> DATA ENTRIES

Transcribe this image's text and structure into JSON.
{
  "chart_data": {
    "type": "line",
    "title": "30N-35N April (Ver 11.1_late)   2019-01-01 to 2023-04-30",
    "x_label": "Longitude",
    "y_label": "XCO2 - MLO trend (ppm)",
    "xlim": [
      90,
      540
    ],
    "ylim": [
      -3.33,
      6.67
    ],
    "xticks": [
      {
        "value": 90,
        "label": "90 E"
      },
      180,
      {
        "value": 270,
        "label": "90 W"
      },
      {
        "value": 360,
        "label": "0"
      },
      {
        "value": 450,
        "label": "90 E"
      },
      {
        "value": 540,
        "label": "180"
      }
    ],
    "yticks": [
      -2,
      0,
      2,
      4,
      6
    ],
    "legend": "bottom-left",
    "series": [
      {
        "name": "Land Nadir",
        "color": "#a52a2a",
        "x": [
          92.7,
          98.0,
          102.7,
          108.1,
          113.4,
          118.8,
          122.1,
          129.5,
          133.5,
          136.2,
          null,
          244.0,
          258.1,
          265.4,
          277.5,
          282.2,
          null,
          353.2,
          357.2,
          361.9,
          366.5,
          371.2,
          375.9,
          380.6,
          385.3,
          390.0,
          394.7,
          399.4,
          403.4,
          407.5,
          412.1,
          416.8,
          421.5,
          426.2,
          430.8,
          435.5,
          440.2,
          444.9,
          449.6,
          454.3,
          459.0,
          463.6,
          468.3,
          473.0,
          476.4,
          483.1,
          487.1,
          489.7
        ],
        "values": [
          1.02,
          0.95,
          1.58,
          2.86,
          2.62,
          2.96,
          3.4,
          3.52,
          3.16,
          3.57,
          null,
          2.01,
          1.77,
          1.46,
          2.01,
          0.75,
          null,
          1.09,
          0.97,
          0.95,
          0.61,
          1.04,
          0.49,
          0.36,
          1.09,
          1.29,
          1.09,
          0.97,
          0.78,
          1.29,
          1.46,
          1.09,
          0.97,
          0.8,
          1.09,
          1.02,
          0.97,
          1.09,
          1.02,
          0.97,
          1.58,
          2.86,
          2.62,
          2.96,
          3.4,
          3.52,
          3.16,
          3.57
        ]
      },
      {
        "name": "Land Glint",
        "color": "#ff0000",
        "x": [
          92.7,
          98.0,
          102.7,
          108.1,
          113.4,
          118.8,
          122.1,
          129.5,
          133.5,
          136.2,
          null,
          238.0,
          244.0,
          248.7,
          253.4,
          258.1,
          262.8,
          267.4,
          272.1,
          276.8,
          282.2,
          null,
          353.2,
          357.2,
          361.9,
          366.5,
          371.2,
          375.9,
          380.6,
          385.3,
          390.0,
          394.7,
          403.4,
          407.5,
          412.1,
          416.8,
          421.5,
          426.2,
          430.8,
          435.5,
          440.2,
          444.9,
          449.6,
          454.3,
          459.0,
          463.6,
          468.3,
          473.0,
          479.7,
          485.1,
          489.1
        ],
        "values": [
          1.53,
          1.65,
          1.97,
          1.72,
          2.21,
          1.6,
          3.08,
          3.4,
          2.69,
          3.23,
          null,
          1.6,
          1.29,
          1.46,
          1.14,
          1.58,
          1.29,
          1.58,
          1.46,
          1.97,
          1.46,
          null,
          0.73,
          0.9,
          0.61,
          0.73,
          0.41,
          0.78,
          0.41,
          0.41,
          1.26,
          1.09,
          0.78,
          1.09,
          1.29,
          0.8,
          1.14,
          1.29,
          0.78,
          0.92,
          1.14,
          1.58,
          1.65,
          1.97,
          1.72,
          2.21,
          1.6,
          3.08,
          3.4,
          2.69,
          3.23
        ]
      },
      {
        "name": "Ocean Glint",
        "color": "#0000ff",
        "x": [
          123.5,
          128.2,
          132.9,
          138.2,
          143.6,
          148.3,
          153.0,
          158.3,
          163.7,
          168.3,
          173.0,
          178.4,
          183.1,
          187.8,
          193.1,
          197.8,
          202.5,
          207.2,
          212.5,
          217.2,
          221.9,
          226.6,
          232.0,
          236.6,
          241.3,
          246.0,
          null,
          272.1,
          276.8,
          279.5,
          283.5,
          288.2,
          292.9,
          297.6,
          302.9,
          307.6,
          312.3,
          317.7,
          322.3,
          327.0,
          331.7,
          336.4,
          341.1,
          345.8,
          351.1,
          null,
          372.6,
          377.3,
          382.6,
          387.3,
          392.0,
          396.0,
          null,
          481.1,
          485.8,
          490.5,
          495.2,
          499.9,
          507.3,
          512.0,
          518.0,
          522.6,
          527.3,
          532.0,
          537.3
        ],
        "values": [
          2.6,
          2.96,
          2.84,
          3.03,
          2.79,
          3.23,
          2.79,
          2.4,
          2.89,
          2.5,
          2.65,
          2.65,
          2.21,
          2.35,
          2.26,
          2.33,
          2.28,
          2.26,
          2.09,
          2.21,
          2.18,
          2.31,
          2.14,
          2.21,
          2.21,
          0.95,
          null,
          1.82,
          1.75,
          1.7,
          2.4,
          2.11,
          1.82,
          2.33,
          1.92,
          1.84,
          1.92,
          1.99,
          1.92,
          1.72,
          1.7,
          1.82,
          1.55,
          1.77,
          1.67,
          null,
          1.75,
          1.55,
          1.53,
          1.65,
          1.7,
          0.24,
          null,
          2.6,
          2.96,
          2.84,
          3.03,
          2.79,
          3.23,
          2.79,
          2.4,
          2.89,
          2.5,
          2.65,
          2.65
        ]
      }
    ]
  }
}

> DIRECTIVE
Where a line holds the string "color", copy that line.

> TASK SOLUTION
        "color": "#a52a2a",
        "color": "#ff0000",
        "color": "#0000ff",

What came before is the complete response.